__Task requirements__
Determine the number of lines holding the word "منشور"; answer with that number only.

__Data for this exercise__
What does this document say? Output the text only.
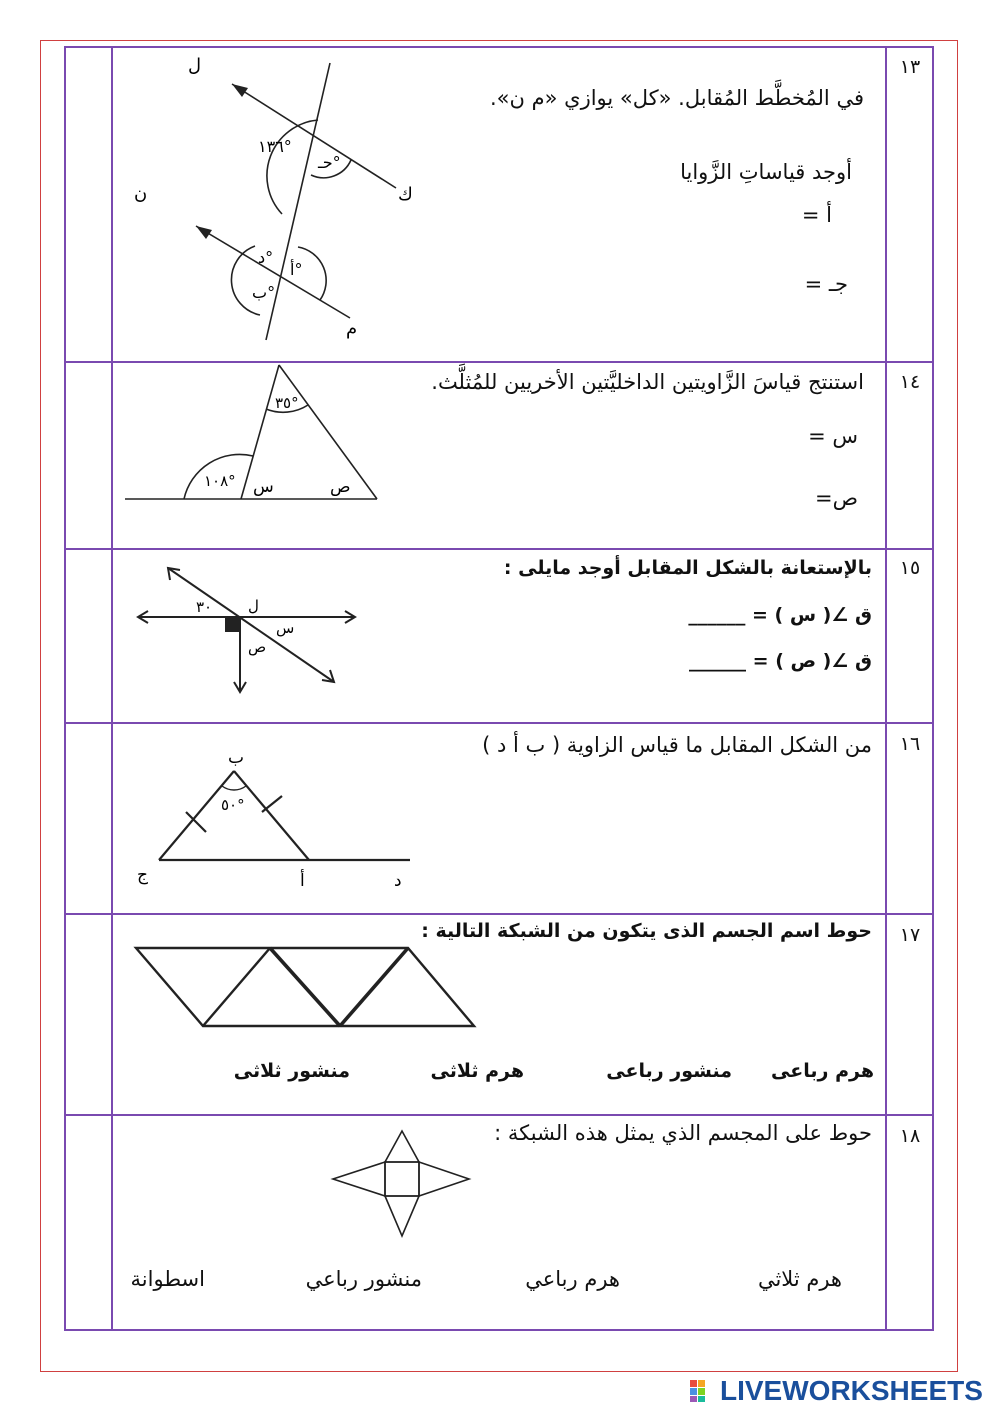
١٣
في المُخطَّط المُقابل. «كل» يوازي «م ن».
أوجد قياساتِ الزَّوايا
أ =
جـ =
ل
ن	ك
م
١٣٦°
حـ°
د°
أ°
ب°
١٤
استنتج قياسَ الزَّاويتين الداخليَّتين الأخريين للمُثلَّث.
س =
ص=
٣٥°
١٠٨° س	ص
١٥
بالإستعانة بالشكل المقابل أوجد مايلى :
ق ∠( س ) = ______
ق ∠( ص ) = ______
٣٠ ل
س
ص
١٦
من الشكل المقابل ما قياس الزاوية ( ب أ د )
ب
٥٠°
ج	أ	د
١٧
حوط اسم الجسم الذى يتكون من الشبكة التالية :
هرم رباعى
منشور رباعى
هرم ثلاثى
منشور ثلاثى
١٨
حوط على المجسم الذي يمثل هذه الشبكة :
هرم ثلاثي
هرم رباعي
منشور رباعي
اسطوانة
LIVEWORKSHEETS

__Solution to this exercise__
3